[What is being asked]
Present the following data again exactly as it is shown.

[Source material]
──────

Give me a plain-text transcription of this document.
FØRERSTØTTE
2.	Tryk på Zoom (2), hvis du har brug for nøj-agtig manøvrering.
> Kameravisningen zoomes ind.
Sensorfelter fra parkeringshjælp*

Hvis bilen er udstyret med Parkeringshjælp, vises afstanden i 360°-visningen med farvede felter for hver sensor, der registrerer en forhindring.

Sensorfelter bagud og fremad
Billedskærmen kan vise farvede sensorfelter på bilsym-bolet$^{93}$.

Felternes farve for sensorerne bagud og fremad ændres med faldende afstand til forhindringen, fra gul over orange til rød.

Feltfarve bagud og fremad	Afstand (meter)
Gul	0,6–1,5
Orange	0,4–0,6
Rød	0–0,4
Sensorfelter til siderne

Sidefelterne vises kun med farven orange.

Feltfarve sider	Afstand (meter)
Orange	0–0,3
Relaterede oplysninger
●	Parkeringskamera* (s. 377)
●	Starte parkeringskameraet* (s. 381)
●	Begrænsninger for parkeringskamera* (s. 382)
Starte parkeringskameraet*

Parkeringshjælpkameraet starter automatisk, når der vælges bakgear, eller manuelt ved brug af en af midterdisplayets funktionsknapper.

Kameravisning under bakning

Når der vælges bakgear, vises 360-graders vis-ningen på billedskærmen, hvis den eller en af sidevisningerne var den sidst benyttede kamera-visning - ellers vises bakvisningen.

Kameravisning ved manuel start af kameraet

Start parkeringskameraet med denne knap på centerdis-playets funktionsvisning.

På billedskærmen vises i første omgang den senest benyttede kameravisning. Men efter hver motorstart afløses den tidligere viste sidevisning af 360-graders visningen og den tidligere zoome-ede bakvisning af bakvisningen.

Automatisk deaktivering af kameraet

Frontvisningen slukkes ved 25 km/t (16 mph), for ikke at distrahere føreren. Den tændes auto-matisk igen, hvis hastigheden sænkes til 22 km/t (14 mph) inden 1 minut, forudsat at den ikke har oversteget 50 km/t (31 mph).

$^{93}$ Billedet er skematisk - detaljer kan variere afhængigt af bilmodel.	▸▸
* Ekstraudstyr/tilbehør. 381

──────

[Response to the exercise]
Give me a plain-text transcription of this document.
FØRERSTØTTE
2.	Tryk på Zoom (2), hvis du har brug for nøj-agtig manøvrering.
> Kameravisningen zoomes ind.
Sensorfelter fra parkeringshjælp*

Hvis bilen er udstyret med Parkeringshjælp, vises afstanden i 360°-visningen med farvede felter for hver sensor, der registrerer en forhindring.

Sensorfelter bagud og fremad
Billedskærmen kan vise farvede sensorfelter på bilsym-bolet$^{93}$.

Felternes farve for sensorerne bagud og fremad ændres med faldende afstand til forhindringen, fra gul over orange til rød.

Feltfarve bagud og fremad	Afstand (meter)
Gul	0,6–1,5
Orange	0,4–0,6
Rød	0–0,4
Sensorfelter til siderne

Sidefelterne vises kun med farven orange.

Feltfarve sider	Afstand (meter)
Orange	0–0,3
Relaterede oplysninger
●	Parkeringskamera* (s. 377)
●	Starte parkeringskameraet* (s. 381)
●	Begrænsninger for parkeringskamera* (s. 382)
Starte parkeringskameraet*

Parkeringshjælpkameraet starter automatisk, når der vælges bakgear, eller manuelt ved brug af en af midterdisplayets funktionsknapper.

Kameravisning under bakning

Når der vælges bakgear, vises 360-graders vis-ningen på billedskærmen, hvis den eller en af sidevisningerne var den sidst benyttede kamera-visning - ellers vises bakvisningen.

Kameravisning ved manuel start af kameraet

Start parkeringskameraet med denne knap på centerdis-playets funktionsvisning.

På billedskærmen vises i første omgang den senest benyttede kameravisning. Men efter hver motorstart afløses den tidligere viste sidevisning af 360-graders visningen og den tidligere zoome-ede bakvisning af bakvisningen.

Automatisk deaktivering af kameraet

Frontvisningen slukkes ved 25 km/t (16 mph), for ikke at distrahere føreren. Den tændes auto-matisk igen, hvis hastigheden sænkes til 22 km/t (14 mph) inden 1 minut, forudsat at den ikke har oversteget 50 km/t (31 mph).

$^{93}$ Billedet er skematisk - detaljer kan variere afhængigt af bilmodel.	▸▸
* Ekstraudstyr/tilbehør. 381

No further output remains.